**WHAT IS NEEDED**
Using the listing below, report all lines holding the word "this".

**RECORDS TO PROCESS**
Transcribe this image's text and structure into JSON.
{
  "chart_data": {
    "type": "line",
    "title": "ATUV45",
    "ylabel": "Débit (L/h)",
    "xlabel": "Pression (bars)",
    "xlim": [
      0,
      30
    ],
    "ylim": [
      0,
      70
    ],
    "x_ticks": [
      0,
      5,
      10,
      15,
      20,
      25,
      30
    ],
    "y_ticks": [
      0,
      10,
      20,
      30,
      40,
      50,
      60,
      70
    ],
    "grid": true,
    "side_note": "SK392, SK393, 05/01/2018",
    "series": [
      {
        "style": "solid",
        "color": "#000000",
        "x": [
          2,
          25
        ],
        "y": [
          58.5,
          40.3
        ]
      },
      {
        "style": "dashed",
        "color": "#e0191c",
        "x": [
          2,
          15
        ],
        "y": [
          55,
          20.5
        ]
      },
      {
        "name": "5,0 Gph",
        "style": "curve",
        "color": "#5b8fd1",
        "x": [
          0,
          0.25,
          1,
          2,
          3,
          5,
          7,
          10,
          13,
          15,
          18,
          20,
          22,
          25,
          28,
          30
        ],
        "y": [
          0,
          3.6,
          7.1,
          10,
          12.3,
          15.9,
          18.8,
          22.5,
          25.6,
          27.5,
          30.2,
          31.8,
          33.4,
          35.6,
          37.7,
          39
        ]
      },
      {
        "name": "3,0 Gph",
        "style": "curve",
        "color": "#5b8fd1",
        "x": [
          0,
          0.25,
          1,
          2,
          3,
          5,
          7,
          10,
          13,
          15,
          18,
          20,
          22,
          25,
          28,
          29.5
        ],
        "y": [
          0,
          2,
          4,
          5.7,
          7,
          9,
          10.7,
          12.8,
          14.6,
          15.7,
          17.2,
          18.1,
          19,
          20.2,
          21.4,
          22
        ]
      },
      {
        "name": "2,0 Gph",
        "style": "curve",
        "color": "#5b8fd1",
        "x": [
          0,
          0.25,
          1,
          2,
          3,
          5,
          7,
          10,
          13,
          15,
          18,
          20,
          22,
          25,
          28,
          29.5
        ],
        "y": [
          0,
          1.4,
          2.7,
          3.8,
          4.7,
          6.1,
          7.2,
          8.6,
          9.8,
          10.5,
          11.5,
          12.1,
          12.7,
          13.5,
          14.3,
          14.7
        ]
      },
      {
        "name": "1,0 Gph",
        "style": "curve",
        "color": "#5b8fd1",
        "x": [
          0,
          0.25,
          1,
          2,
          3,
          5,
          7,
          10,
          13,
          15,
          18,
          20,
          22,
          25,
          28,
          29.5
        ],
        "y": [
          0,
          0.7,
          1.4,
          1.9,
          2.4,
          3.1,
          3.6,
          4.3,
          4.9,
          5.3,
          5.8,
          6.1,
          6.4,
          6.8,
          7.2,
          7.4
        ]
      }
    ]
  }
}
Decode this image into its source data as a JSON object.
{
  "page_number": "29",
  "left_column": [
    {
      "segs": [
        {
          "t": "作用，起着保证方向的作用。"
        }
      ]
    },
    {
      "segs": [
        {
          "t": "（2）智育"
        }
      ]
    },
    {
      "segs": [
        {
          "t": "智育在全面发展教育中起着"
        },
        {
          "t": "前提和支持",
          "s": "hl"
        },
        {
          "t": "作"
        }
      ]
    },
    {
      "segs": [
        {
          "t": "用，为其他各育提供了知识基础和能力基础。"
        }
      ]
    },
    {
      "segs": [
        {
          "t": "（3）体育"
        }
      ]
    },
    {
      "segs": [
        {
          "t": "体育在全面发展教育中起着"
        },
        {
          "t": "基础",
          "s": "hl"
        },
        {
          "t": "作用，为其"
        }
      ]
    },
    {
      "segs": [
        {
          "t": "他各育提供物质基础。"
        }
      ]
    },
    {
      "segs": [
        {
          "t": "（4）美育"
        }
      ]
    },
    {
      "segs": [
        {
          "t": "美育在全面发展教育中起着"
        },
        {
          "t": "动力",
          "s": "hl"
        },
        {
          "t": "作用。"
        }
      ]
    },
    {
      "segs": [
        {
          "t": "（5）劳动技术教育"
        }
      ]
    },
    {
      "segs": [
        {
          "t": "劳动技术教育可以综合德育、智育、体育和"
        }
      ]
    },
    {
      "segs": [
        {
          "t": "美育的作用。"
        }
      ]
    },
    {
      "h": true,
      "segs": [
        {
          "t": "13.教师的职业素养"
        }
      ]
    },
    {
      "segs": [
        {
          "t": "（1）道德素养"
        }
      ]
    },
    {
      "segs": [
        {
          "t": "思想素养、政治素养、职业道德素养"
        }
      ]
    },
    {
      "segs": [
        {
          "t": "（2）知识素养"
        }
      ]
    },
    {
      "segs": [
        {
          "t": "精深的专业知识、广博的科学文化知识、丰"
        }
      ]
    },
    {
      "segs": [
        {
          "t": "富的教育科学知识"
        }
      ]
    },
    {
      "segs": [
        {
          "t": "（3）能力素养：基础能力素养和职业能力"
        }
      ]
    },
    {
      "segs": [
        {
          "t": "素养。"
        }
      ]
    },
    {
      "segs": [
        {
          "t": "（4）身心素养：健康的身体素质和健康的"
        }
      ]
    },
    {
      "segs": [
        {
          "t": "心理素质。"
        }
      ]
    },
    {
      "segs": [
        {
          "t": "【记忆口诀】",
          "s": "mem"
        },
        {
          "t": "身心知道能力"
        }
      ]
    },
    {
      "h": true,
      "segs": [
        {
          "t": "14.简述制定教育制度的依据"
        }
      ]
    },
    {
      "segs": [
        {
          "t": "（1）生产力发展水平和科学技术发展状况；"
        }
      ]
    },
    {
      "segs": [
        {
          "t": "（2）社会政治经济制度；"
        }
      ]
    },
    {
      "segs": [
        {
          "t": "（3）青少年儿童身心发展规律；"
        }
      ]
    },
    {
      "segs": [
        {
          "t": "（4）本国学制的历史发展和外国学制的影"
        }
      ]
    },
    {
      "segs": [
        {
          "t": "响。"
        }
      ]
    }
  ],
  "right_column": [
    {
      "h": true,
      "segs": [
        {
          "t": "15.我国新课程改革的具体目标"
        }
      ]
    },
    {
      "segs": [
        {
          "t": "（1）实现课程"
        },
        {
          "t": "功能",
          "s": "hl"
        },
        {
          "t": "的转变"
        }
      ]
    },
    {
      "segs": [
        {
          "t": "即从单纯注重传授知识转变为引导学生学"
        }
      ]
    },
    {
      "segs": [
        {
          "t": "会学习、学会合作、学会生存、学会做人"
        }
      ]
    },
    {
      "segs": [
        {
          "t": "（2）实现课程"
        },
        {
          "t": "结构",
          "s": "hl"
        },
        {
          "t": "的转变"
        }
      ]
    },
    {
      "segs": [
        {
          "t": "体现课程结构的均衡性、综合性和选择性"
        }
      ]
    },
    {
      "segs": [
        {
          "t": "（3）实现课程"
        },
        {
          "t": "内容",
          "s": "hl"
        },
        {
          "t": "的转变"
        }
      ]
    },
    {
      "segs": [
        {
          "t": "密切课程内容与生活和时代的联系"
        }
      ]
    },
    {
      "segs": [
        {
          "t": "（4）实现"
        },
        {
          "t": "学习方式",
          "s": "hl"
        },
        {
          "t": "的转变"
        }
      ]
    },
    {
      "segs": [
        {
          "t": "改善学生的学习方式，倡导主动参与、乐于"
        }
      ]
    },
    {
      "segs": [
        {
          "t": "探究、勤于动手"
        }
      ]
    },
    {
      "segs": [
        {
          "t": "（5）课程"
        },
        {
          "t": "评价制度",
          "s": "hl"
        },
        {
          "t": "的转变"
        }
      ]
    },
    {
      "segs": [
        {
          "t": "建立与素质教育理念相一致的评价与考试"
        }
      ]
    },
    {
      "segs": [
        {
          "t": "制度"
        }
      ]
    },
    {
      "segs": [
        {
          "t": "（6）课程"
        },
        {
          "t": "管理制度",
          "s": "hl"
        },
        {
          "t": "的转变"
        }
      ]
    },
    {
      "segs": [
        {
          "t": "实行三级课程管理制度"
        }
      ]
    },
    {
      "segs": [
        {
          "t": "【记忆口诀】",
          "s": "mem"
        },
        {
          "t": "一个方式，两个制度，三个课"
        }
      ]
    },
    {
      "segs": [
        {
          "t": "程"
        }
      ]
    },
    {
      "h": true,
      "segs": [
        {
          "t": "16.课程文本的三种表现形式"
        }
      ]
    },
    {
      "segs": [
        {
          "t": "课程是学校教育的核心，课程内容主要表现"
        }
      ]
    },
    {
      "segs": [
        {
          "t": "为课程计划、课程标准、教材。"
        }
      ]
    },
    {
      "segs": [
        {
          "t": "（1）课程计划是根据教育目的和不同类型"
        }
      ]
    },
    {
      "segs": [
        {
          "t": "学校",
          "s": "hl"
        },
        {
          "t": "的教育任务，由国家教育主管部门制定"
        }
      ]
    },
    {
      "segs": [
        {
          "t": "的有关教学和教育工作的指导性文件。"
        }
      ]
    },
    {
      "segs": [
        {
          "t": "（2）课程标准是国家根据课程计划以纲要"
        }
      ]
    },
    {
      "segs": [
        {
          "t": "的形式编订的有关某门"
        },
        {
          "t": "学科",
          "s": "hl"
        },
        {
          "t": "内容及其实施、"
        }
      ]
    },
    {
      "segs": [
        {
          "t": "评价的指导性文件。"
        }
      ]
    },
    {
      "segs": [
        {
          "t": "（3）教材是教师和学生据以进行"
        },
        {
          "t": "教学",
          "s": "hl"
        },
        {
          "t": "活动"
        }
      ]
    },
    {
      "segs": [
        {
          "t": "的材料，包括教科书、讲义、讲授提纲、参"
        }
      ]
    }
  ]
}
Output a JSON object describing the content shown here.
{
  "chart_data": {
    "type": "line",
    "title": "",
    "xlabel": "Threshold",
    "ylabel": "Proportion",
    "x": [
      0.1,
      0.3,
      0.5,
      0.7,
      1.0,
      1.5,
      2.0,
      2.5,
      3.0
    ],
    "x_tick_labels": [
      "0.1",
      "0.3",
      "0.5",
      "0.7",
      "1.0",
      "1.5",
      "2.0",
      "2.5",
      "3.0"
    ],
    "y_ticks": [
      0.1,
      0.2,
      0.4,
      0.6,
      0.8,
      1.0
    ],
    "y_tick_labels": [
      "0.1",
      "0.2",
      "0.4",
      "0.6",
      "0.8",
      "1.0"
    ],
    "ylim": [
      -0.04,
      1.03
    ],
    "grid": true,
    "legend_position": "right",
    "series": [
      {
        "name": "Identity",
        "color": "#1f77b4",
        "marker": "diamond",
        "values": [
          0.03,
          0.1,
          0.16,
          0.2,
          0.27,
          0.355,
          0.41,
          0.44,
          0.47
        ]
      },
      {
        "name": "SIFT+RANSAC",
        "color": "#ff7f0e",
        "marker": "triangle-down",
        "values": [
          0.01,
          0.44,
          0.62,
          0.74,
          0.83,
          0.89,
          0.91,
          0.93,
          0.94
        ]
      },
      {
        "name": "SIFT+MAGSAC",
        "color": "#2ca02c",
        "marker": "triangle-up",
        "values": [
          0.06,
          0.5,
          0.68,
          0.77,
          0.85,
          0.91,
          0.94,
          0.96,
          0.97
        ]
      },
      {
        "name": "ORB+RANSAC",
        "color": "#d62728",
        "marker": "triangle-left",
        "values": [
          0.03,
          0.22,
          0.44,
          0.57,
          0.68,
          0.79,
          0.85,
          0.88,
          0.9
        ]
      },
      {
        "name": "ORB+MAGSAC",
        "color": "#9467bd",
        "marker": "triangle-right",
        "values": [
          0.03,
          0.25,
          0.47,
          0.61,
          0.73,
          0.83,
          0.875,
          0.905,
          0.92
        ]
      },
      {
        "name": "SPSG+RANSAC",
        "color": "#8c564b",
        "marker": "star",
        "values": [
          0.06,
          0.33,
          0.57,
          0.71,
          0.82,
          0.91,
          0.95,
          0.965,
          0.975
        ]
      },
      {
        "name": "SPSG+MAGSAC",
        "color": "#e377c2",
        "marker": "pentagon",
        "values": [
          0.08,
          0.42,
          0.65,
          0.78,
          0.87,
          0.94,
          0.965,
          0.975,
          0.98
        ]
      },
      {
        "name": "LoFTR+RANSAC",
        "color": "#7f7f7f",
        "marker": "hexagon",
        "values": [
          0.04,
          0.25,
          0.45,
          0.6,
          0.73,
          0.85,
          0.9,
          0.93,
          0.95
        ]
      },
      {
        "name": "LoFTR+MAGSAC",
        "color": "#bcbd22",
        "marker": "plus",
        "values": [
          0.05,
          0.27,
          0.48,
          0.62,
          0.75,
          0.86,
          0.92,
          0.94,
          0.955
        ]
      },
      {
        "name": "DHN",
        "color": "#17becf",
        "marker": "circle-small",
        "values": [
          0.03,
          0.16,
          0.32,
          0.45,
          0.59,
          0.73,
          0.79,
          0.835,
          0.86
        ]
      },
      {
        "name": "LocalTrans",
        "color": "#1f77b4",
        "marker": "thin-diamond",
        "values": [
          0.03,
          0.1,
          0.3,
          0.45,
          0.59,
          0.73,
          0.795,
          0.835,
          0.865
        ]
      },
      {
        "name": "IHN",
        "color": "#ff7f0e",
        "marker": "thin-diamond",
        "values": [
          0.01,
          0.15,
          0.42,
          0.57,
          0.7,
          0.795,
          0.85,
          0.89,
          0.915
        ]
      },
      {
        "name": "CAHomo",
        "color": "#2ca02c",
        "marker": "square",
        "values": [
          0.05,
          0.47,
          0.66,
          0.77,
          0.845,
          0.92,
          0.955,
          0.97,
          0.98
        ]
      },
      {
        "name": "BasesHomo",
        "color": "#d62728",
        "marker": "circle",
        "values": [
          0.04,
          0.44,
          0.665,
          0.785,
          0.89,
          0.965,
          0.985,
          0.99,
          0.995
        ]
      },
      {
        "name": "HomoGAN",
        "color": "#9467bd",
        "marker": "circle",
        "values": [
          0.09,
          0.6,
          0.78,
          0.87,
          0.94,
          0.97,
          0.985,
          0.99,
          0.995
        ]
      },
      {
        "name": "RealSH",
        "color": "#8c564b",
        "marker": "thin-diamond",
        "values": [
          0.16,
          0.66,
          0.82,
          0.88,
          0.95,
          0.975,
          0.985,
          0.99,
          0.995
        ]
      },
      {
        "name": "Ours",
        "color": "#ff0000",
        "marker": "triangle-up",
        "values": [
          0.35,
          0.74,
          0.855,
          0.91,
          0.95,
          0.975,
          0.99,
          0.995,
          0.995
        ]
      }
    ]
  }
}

**FULL OUTPUT**
Transcribe this image's text and structure into JSON.
Decode this image into its source data as a JSON object.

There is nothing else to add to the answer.